◆ Set exercise
Within the records below, find each line that holds the string "marker", then copy it.

BEGIN

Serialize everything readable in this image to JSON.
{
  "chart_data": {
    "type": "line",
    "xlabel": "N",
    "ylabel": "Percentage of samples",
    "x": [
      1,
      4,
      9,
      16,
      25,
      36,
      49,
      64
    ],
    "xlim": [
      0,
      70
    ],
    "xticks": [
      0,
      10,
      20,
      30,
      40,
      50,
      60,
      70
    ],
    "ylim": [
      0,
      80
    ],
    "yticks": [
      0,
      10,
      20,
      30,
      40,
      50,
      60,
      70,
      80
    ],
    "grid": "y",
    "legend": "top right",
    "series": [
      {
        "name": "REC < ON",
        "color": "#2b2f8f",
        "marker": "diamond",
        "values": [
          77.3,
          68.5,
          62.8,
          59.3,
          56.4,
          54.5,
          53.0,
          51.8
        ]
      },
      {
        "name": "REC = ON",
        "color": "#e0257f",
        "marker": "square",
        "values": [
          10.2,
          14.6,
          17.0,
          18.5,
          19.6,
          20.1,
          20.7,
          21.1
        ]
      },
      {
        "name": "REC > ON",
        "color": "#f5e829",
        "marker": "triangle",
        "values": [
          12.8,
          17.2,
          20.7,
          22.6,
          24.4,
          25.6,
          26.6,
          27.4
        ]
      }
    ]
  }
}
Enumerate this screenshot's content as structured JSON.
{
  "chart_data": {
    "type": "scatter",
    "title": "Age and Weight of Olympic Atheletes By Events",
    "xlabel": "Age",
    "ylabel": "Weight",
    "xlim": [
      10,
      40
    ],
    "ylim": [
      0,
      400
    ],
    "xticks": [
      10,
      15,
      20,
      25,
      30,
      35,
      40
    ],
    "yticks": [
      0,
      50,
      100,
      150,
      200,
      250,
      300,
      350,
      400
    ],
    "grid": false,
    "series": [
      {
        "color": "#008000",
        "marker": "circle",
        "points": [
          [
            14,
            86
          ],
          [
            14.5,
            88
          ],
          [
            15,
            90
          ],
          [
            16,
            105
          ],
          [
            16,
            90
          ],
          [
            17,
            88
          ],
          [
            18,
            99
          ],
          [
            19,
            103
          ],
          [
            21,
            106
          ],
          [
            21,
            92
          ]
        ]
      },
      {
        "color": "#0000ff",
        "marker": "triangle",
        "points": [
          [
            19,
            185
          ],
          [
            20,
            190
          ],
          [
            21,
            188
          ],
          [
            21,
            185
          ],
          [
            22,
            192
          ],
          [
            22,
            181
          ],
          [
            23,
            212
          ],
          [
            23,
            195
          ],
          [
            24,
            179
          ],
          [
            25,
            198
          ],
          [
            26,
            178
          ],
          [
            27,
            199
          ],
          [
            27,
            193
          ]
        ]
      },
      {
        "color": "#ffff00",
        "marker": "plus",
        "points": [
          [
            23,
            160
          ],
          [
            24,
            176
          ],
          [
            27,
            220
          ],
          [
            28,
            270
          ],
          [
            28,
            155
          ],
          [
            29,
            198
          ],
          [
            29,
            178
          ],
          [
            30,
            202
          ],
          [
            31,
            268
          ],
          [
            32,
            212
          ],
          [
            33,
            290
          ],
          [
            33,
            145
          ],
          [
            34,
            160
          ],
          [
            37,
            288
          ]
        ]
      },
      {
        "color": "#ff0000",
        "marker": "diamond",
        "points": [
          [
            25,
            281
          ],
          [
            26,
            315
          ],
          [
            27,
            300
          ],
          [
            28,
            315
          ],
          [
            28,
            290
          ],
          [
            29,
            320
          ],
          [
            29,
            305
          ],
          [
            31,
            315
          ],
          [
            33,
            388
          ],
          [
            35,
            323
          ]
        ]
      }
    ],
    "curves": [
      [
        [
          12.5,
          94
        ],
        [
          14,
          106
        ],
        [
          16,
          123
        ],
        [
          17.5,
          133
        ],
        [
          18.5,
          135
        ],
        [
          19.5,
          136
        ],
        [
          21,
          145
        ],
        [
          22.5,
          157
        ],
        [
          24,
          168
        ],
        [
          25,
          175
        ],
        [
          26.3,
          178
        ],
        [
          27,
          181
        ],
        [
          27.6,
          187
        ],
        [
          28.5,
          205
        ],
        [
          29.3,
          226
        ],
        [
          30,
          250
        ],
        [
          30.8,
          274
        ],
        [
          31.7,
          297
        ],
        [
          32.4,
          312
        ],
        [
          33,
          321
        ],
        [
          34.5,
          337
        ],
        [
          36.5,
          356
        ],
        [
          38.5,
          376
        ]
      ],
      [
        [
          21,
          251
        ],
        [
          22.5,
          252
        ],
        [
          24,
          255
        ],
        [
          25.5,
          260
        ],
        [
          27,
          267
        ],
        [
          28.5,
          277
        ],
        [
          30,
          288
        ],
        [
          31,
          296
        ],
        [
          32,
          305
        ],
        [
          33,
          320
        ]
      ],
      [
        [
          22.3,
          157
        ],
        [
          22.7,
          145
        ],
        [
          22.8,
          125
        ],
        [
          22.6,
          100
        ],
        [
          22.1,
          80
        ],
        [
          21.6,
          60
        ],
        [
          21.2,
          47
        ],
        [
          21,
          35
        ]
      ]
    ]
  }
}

END

◆ Output of the task
        "marker": "diamond",
        "marker": "square",
        "marker": "triangle",
        "marker": "circle",
        "marker": "triangle",
        "marker": "plus",
        "marker": "diamond",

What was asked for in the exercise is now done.